--- START OF Data supplied ---

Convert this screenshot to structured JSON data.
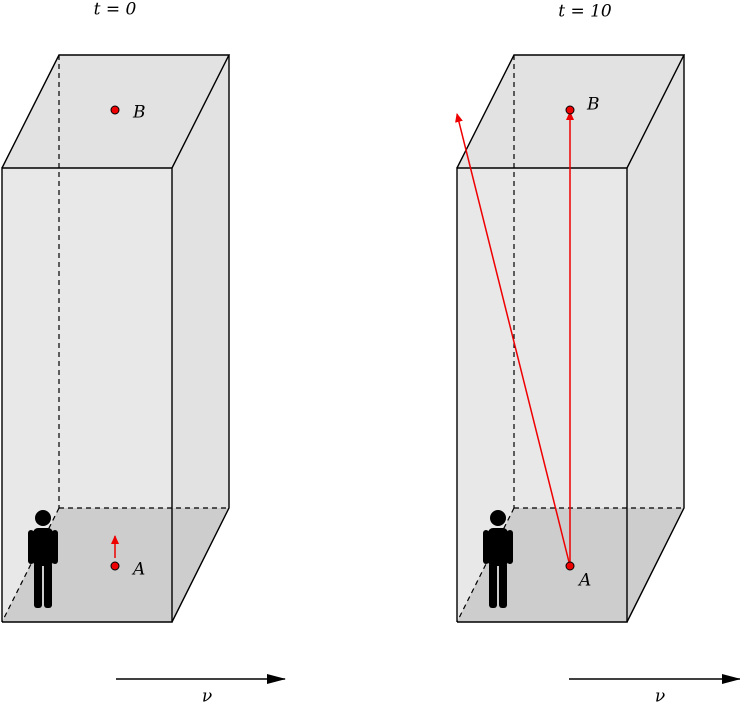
{
  "panels": [
    {
      "title": "t = 0",
      "point_b": "B",
      "point_a": "A",
      "velocity": "ν"
    },
    {
      "title": "t = 10",
      "point_b": "B",
      "point_a": "A",
      "velocity": "ν"
    }
  ]
}
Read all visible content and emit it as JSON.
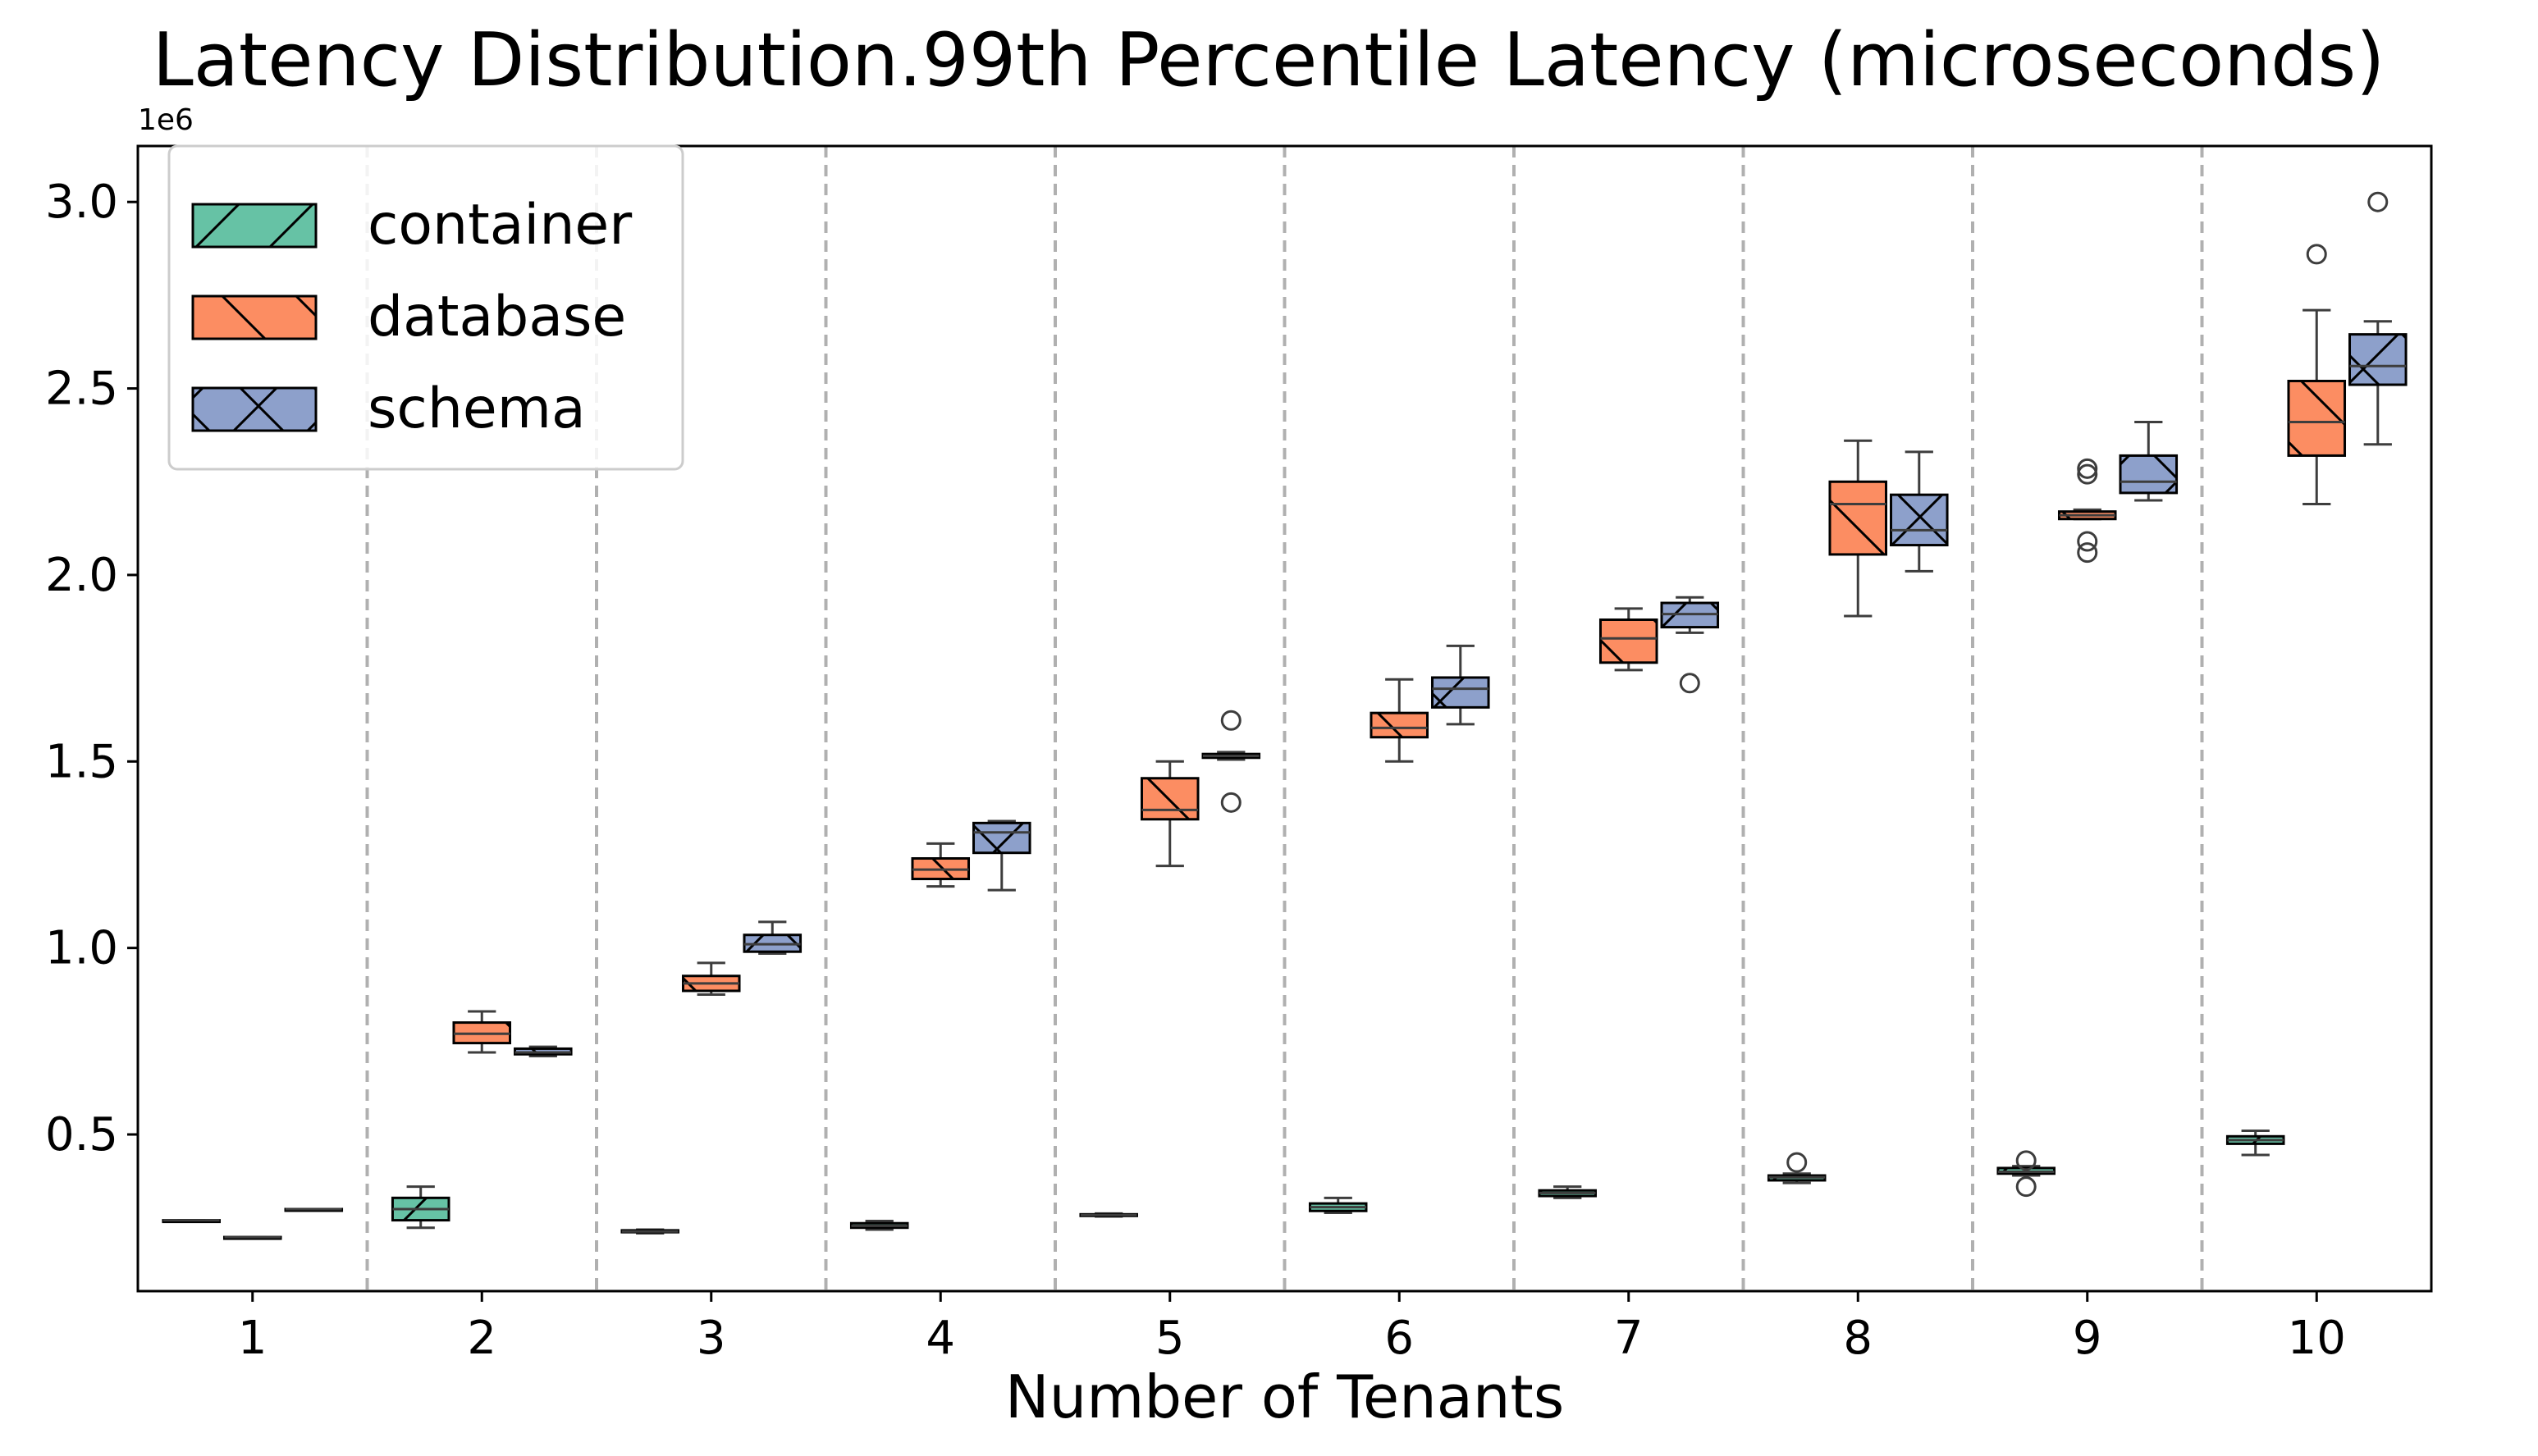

--- END OF Data supplied ---

**Task objective**
Retype all entries exactly as they appear, dropping the images.

**Solution below**
Convert this screenshot to structured JSON data.
{
  "panels": [
    {
      "title": "t = 0",
      "point_b": "B",
      "point_a": "A",
      "velocity": "ν"
    },
    {
      "title": "t = 10",
      "point_b": "B",
      "point_a": "A",
      "velocity": "ν"
    }
  ]
}
Read all visible content and emit it as JSON.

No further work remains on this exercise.